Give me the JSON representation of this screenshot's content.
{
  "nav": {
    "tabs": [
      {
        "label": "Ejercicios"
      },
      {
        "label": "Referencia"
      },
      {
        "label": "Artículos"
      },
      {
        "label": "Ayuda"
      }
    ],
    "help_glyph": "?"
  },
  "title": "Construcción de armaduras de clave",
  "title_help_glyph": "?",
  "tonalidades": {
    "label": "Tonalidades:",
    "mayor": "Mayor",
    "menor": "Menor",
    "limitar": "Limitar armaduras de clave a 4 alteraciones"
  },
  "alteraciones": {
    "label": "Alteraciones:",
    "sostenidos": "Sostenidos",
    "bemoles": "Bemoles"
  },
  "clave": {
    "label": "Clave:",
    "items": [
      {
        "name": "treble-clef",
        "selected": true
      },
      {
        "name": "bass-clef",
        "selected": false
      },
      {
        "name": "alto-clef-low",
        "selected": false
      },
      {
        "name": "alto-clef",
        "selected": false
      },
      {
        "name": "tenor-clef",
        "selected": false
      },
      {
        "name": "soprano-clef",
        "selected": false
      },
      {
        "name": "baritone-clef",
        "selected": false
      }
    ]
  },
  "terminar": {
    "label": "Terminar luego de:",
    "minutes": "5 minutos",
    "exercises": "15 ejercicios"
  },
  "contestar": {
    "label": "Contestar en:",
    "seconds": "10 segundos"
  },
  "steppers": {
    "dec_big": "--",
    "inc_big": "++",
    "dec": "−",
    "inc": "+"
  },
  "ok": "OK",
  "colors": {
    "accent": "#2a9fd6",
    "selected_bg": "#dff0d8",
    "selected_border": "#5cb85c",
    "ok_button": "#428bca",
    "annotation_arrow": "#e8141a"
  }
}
--- --- ---
> [PROBLEM STATEMENT] Make an exact copy of the material above.

> [THE ANSWER]
Give me the JSON representation of this screenshot's content.
{
  "nav": {
    "tabs": [
      {
        "label": "Ejercicios"
      },
      {
        "label": "Referencia"
      },
      {
        "label": "Artículos"
      },
      {
        "label": "Ayuda"
      }
    ],
    "help_glyph": "?"
  },
  "title": "Construcción de armaduras de clave",
  "title_help_glyph": "?",
  "tonalidades": {
    "label": "Tonalidades:",
    "mayor": "Mayor",
    "menor": "Menor",
    "limitar": "Limitar armaduras de clave a 4 alteraciones"
  },
  "alteraciones": {
    "label": "Alteraciones:",
    "sostenidos": "Sostenidos",
    "bemoles": "Bemoles"
  },
  "clave": {
    "label": "Clave:",
    "items": [
      {
        "name": "treble-clef",
        "selected": true
      },
      {
        "name": "bass-clef",
        "selected": false
      },
      {
        "name": "alto-clef-low",
        "selected": false
      },
      {
        "name": "alto-clef",
        "selected": false
      },
      {
        "name": "tenor-clef",
        "selected": false
      },
      {
        "name": "soprano-clef",
        "selected": false
      },
      {
        "name": "baritone-clef",
        "selected": false
      }
    ]
  },
  "terminar": {
    "label": "Terminar luego de:",
    "minutes": "5 minutos",
    "exercises": "15 ejercicios"
  },
  "contestar": {
    "label": "Contestar en:",
    "seconds": "10 segundos"
  },
  "steppers": {
    "dec_big": "--",
    "inc_big": "++",
    "dec": "−",
    "inc": "+"
  },
  "ok": "OK",
  "colors": {
    "accent": "#2a9fd6",
    "selected_bg": "#dff0d8",
    "selected_border": "#5cb85c",
    "ok_button": "#428bca",
    "annotation_arrow": "#e8141a"
  }
}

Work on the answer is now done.